The two mobile teams (apps and web) are highly dependent on having the ability to serve content in a more modular way to readers and editors. Having an easy-to-query central repository of structured data that supplements Wikipedia articles (e.g. Wikidata) makes it possible to create entirely new ways of presenting content to users, but Wikidata currently lacks the infrastructure to fetch anything but very simple information at scale. In order to be able to continue building features like WikiGrok, create easy-to-edit mobile infoboxes from Wikidata, and continue to explore new ways of breaking up content for users on small screens, we need to build this service.

What

Product Instrumentation and Visualization

Why

Management wants us to be more data driven in our feature development and assessments. We have a basic logging and visualization pipeline (Event Logging + Limn) that is functional but knowledge in how to use it is inconsistent across the organization. We need to collaborate with the engineering teams to make sure they understand how to use this pipeline. In addition, we need to ensure that instrumentation is consistent across the organization and that the tools have desired features and necessary capacity, operability and reliability.

What

Set up training, documentation, consultation and office hours for Event Logging (Jan)
Review and harmonize schemas
Performance test and address system throughput, SPOFs, monitoring, etc
Create/enhance beta system and event QA environment/best practices
Identify/implement new features (e.g data primitives)
Establish visualization roadmap

Candidates

Latest comment: 10 years ago1 comment1 person in discussion

Phabricator for code review, phase out Gerrit.
- Why maybe not: This may be premature as we'll still be in the early days of using Phabricator as a PM tool, and may not yet fully understand the requirements. It may also contend for resources with critical test infrastructure work.
- Also, the team has been working full time at full speed with a high pressure for delivering, and now it's time to take it a bit easier, work on other things, and let Phabricator consolidate. The Code Review project may start, but slower, without being a top priority.--Qgil-WMF (talk) 07:33, 4 November 2014 (UTC)Reply
Front-end standardization / UX standardization cont'd as a top priority.
- Why: We'll have only converted one or at best a few interfaces; if we don't want the interfaces to remain disjoint and instead get the benefit, we'll need to make a concerted push to roll it out to all of core and major extensions.
- Why maybe not: We're now establishing a lot of technical foundations and working parameters for the team; we may not need to continue it as a top priority to keep the momentum going.
Library infrastructure work cont'd.
- Why: So it doesn't immediately fall by the wayside after making some initial efforts.

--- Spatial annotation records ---
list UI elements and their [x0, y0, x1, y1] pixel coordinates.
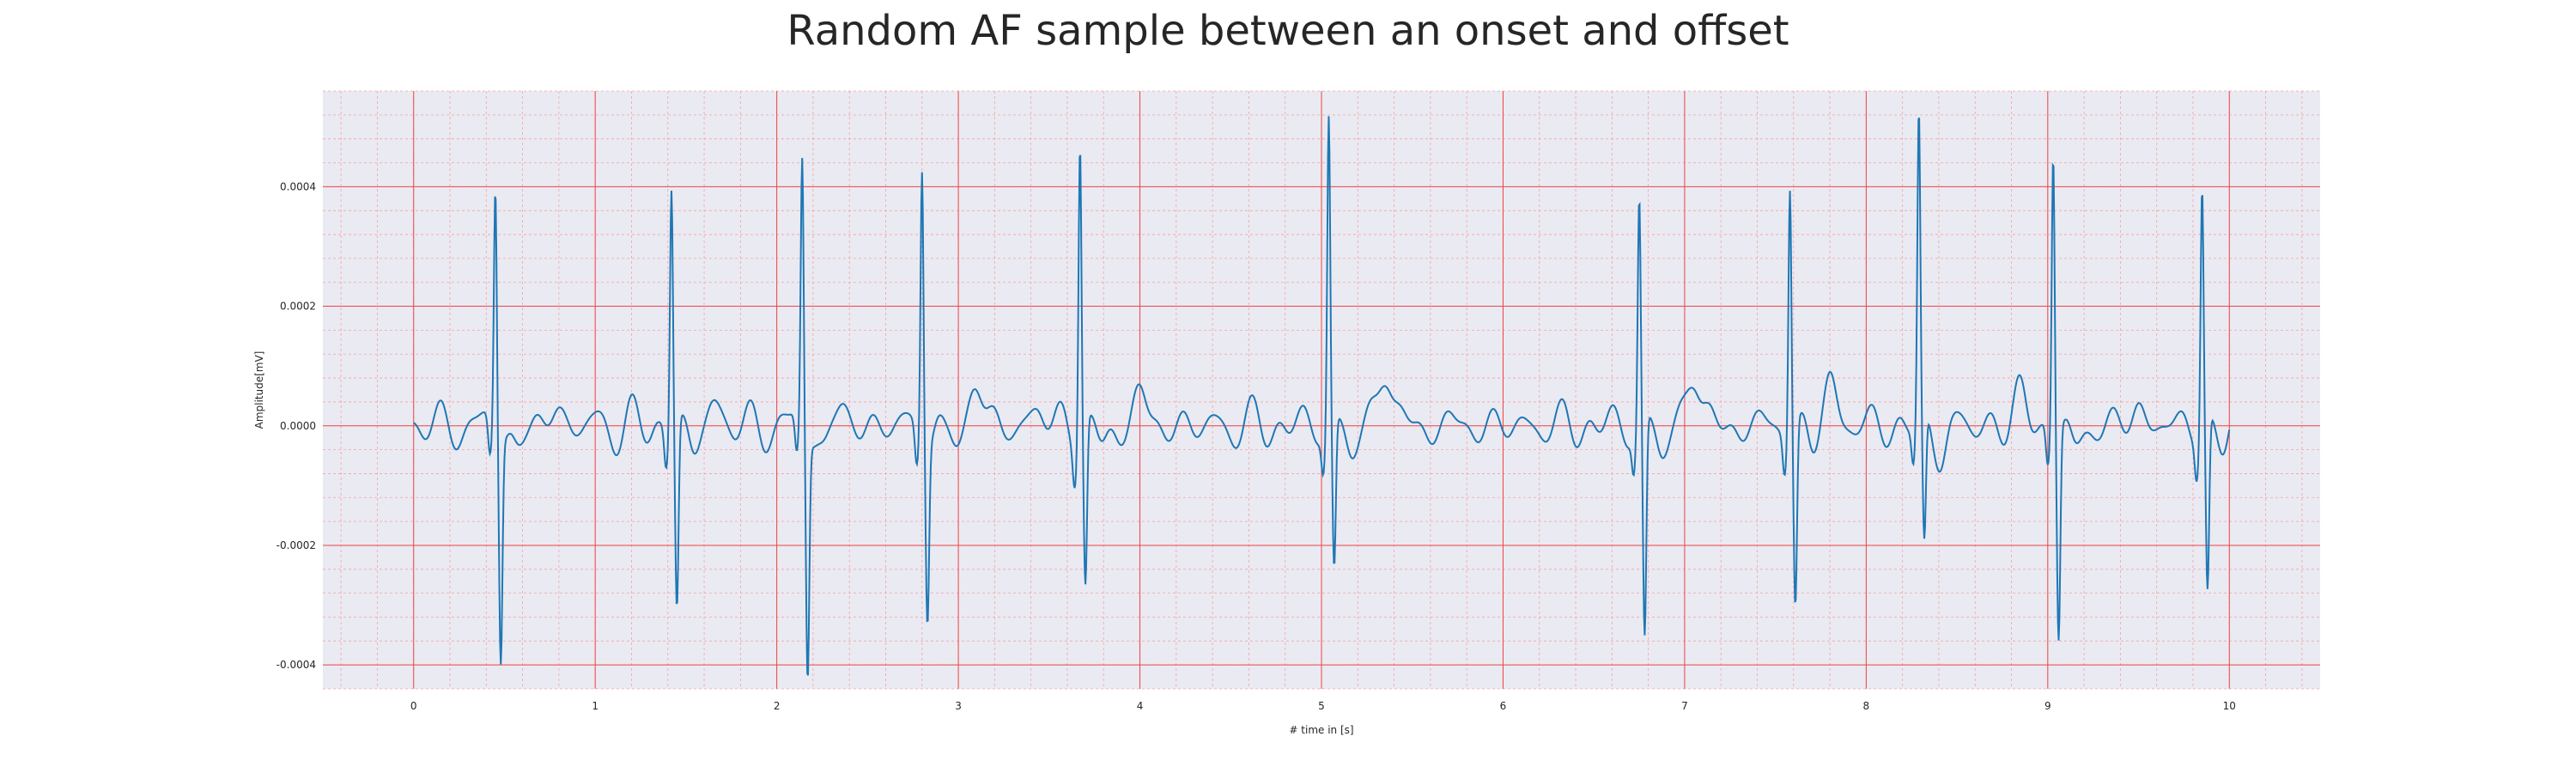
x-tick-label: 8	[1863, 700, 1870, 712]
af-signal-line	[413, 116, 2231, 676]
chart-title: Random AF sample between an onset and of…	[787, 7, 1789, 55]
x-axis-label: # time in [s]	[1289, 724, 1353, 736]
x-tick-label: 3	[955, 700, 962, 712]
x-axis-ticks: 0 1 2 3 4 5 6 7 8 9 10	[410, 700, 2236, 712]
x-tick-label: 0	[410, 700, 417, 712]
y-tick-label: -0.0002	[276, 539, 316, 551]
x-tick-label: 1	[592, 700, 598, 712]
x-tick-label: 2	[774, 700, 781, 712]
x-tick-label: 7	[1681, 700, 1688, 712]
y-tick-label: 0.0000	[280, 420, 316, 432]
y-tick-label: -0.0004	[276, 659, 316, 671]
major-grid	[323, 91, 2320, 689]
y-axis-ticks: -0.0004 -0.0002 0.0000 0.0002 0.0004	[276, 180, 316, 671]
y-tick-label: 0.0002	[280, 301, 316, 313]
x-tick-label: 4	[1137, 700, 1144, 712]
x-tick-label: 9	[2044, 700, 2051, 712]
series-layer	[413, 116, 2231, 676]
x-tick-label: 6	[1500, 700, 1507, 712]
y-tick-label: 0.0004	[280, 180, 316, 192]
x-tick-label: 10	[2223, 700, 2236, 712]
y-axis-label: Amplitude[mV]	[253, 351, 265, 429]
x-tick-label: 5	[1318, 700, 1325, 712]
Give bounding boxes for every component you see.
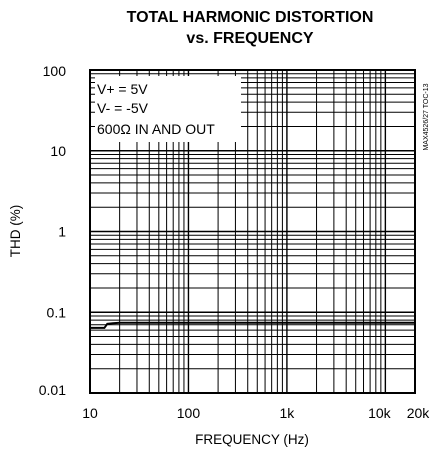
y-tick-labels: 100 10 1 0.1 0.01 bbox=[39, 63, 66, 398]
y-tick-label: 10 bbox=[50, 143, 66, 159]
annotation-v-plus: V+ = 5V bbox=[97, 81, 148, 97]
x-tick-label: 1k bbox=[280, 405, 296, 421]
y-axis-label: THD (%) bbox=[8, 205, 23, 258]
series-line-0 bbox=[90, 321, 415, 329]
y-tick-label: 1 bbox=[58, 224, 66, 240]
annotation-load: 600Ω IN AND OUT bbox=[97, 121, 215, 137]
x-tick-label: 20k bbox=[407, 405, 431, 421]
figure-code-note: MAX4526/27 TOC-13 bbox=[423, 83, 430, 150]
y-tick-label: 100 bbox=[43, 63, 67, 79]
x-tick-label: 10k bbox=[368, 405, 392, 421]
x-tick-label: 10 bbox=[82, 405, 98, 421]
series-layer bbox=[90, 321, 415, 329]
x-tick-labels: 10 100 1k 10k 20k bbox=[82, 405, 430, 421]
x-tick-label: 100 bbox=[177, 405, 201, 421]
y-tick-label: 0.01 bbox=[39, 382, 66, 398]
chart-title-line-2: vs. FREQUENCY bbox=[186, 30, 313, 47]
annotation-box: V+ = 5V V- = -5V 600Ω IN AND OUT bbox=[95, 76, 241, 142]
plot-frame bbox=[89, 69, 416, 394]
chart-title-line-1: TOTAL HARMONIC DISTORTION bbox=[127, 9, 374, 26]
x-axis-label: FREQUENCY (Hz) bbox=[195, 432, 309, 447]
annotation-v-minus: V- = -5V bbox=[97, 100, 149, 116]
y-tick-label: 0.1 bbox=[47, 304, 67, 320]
---
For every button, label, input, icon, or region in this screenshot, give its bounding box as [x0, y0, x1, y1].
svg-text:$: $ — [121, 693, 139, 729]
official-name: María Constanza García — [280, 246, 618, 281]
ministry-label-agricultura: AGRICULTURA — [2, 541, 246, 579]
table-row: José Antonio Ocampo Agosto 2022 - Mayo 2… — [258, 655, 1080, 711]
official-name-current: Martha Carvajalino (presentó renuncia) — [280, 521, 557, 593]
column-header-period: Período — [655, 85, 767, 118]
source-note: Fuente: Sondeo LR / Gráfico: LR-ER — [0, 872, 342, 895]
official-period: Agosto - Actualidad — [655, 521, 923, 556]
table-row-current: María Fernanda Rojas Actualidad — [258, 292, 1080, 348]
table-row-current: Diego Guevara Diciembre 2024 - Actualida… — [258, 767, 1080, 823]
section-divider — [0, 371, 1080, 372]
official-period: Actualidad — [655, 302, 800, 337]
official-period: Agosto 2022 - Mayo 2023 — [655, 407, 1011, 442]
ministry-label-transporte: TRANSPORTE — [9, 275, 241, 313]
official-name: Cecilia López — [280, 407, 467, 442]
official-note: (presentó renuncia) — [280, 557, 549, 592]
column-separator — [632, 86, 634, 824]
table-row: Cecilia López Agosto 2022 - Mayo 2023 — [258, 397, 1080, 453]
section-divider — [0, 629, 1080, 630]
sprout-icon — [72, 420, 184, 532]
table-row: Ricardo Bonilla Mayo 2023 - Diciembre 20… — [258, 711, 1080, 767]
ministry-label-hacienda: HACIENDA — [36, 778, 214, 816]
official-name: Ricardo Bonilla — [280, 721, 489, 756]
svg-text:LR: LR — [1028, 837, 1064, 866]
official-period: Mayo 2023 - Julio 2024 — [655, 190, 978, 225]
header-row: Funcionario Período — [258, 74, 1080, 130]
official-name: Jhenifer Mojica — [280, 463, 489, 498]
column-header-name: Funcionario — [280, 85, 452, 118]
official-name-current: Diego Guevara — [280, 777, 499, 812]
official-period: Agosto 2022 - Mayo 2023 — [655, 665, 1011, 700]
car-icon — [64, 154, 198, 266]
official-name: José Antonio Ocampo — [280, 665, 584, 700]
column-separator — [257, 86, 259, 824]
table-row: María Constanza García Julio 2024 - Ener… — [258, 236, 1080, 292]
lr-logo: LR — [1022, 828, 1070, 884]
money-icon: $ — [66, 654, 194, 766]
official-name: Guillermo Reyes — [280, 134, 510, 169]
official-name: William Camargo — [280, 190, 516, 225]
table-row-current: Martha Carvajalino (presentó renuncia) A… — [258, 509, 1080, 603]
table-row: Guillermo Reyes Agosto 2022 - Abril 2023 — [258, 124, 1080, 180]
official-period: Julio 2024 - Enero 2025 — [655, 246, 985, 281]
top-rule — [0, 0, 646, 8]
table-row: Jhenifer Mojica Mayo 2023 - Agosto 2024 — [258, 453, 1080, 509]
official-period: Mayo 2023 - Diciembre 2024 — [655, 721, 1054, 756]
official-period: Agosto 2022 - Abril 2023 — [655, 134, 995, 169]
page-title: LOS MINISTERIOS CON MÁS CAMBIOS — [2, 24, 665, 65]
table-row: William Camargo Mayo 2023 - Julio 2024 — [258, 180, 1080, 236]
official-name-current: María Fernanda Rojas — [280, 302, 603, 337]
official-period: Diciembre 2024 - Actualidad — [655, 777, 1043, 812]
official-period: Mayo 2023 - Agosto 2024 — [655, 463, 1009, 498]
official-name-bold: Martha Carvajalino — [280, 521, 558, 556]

--- JOBS ---
**1.** Return, unchanged, the part of the records that opens with the line containing "For every button, label, input, icon, or" and closes with the line containing "official-name: María Constanza", including both of those lines.
**2.** Resume the passage on engineering team priorities and keep writing from where it stops.

--- OUTPUTS ---
**1.**
For every button, label, input, icon, or region in this screenshot, give its bounding box as [x0, y0, x1, y1].
svg-text:$: $ — [121, 693, 139, 729]
official-name: María Constanza García — [280, 246, 618, 281]

**2.**
UX Testing Environment (REFLEX)
- Why: Our production environment is not set up for running 10/100/1000 users through a battery of tasks without one user invalidating tasks of subsequent users, and sandboxed environment that reflects the current production state of the sites, with or without modification and the addition of usability tracking software is necessary for the success of quantifiably measured qualitative analysis of our prototypes and productions features. Ops, platform, analytics, and design research would need to work together for this. Technical details
Logging the user environment (FINCH)
- Why: Wikimedia Product and Design cannot currently make informed decisions about some aspects of our users experience of our sites, such as access device, platform, and screen size. Critical information about connection speed, geolocation and technology availability are not available or not easily accessible to decision makers in the Product group.
MicroSurveys
- Why: Ability to quickly identify problems or positive sentiment around existing systems (whether static or in development). These would be brief, few-question surveys to gain quantifiable insight into the usability of current systems for contributors. Discussed as testing out mobile version as well. Good for getting information from both readers and contributors. The two main approaches are:
  1. Overall satisfaction (aka net promoter scores): One-click method for users to tell you whether they are generally satisfied. Good for gathering baseline data, good for comparing different products (e.g., people reading on Mobile apps vs Mobile Web), good for identifying the existence of "skunk in the doorway" problems (problems you didn't know to ask about, because you couldn't see the software from the user's perspective, i.e., that there was a serious problem in the user's path).
  2. Structured feedback: Click here to make a suggestion, click here to file a bug report, click here to say that it's working okay for you. This is still simple from the user's perspective, while being more informative from the product manager's perspective.
Localization cache do-over
- Why: It's currently the largest bottleneck to quick deployments.
Beta Popups and/or Echo Notifications for Beta Features
- Why: We need to build out better notification tools to ensure users are properly informed of upcoming changes. This could be used to notify when a feature will be launched into Beta as well as when it will be launched into Production as a quick way to notify everyone that a change is imminent

Testing overhaul
- Why: Our state of testing is shameful, it is slowing us down and prevents even our smartest developers to get their changes merged in. A few examples: operations/puppet barely have any tests causing a review burden on ops shoulders. Mediawiki/core tests requires you to install it + setup the backends and is painfully slow. Operations/mediawiki-config doesn't validate any site configurations, luckily we have a staging area to confirm. A first step would be to have true unit tests for the most important projects (site config, puppet, mediawiki/core) and aim for a good coverage over the course of 2015.

Progressive rollout of features
- Why: to actually deploy what we want to a reduced set of our user base w/o having to have the feature "enabled" via a beta feature or fully productionized for all wikis. Example: we want ContentTranslation deployed only to Catalan Wikipedia or to logged in users of Catalan Wikipedia, making sure no other users can enable the feature (as we know it is not ready for them)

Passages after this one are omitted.